Write the next part of the court memorandum on summary judgment under the accidental failure of suit statute, starting after its final sentence.

DOCUMENT PASSAGE |
____

[EDITOR'S NOTE: This case is unpublished as indicated by the issuing court.]MEMORANDUM OF DECISION The defendants move for summary judgment in this civil action, brought pursuant to the accidental failure of suit statute; General Statutes § 52-592; on the basis that the action has not been brought within the applicable statute of limitations. Admittedly, the action was brought well beyond the statute of limitations. The gravamen of the defendants' claim is that the prior action, which suffered a disciplinary dismissal, did not fail because of "any matter of form," within the ambit of the accidental failure of suit statute, General Statutes §52-592.

____

DATASET EXTRACT |
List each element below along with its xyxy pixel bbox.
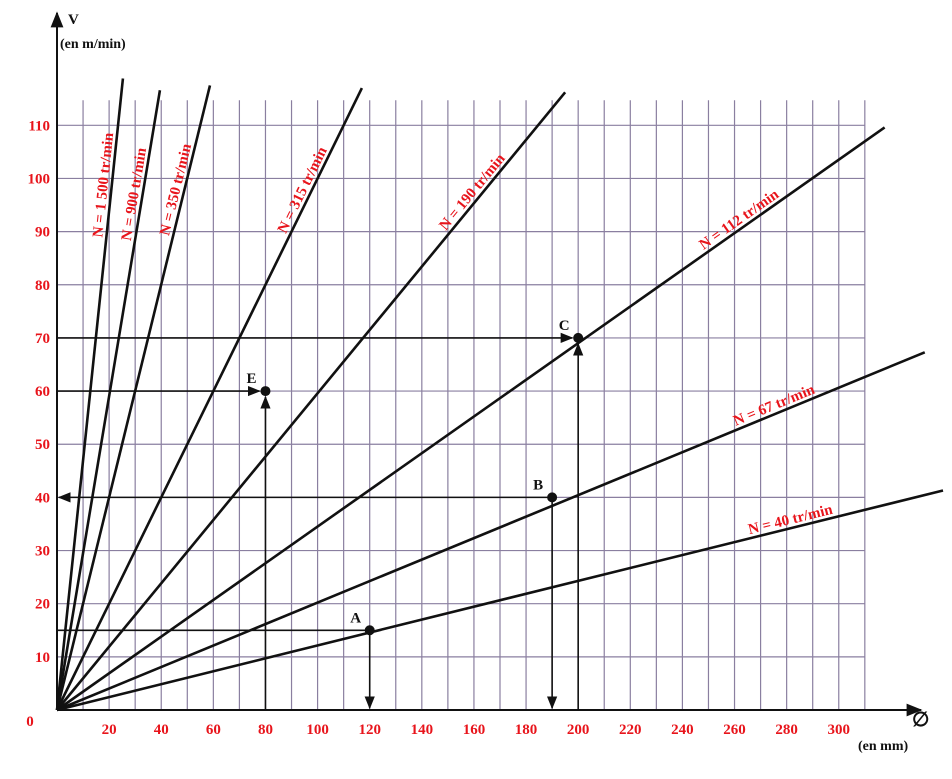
x-tick-label: 300 [828, 722, 851, 738]
x-axis-unit: (en mm) [858, 739, 908, 754]
x-tick-label: 80 [258, 722, 273, 738]
y-tick-label: 20 [35, 597, 50, 613]
point-label: A [350, 610, 361, 626]
x-tick-label: 140 [411, 722, 434, 738]
x-tick-label: 100 [306, 722, 329, 738]
y-tick-label: 60 [35, 384, 50, 400]
speed-line [55, 78, 125, 711]
y-axis-title: V [68, 12, 79, 28]
speed-line [56, 489, 944, 712]
speed-line [55, 91, 567, 711]
y-tick-label: 90 [35, 225, 50, 241]
y-tick-label: 110 [28, 118, 50, 134]
x-tick-label: 60 [206, 722, 221, 738]
line-label: N = 67 tr/min [731, 382, 818, 430]
point [547, 492, 558, 503]
line-label: N = 1 500 tr/min [90, 131, 117, 238]
x-tick-label: 240 [671, 722, 694, 738]
point [364, 625, 375, 636]
x-axis-title: ∅ [912, 709, 929, 731]
y-axis-unit: (en m/min) [60, 37, 126, 52]
speed-line [55, 90, 162, 711]
line-label: N = 315 tr/min [275, 144, 331, 236]
point-label: B [533, 477, 543, 493]
y-tick-label: 30 [35, 544, 50, 560]
point [260, 386, 271, 397]
line-label: N = 900 tr/min [119, 146, 150, 242]
x-tick-label: 20 [102, 722, 117, 738]
x-tick-label: 260 [723, 722, 746, 738]
y-tick-label: 50 [35, 437, 50, 453]
point-label: C [559, 318, 570, 334]
y-tick-label: 40 [35, 490, 50, 506]
speed-line [55, 87, 364, 711]
x-tick-label: 180 [515, 722, 538, 738]
x-tick-label: 220 [619, 722, 642, 738]
speed-line [55, 85, 212, 711]
x-tick-label: 200 [567, 722, 590, 738]
speed-line [56, 351, 926, 712]
y-tick-label: 0 [26, 714, 34, 730]
line-label: N = 40 tr/min [747, 502, 835, 538]
y-tick-label: 80 [35, 278, 50, 294]
x-tick-label: 160 [463, 722, 486, 738]
speed-line [56, 126, 886, 712]
line-label: N = 350 tr/min [157, 142, 195, 238]
y-tick-label: 70 [35, 331, 50, 347]
x-tick-label: 120 [358, 722, 381, 738]
point-label: E [246, 371, 256, 387]
point [573, 332, 584, 343]
y-tick-label: 10 [35, 650, 50, 666]
line-label: N = 112 tr/min [697, 186, 783, 253]
y-tick-label: 100 [28, 171, 51, 187]
x-tick-label: 40 [154, 722, 169, 738]
x-tick-label: 280 [775, 722, 798, 738]
plot: 0 10 20 30 40 50 60 70 80 90 100 110 20 40 60 80 100 120 1… [26, 11, 944, 738]
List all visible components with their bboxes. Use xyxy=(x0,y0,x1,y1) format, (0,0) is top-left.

____

THE RESPONSE |
The defendants rely largely on the following. First, after the prior action was brought in 1992, the plaintiff answered the discovery requests of one of the defendants, Clements, only after a motion for order of compliance had been granted by the court. Second, the action was dismissed as dormant on October 31, 1996. See Practice Book § 251, now Practice Book (1998 Rev.) §14-3. Thereafter, the plaintiff moved to set aside the dismissal. Third, after the dismissal but while the motion to set aside was pending, the court (Silbert, J.) ordered all counsel, as well as the plaintiff herself, to appear for a settlement conference. CT Page 5133 An associate from the office of the plaintiff's counsel appeared and represented that the senior partner in the firm, John Williams, had advised him that the plaintiff's presence was not necessary because she was unwilling to settle the case. Nonetheless, Judge Silbert himself subsequently granted the plaintiff's motion to set aside the dormancy dismissal.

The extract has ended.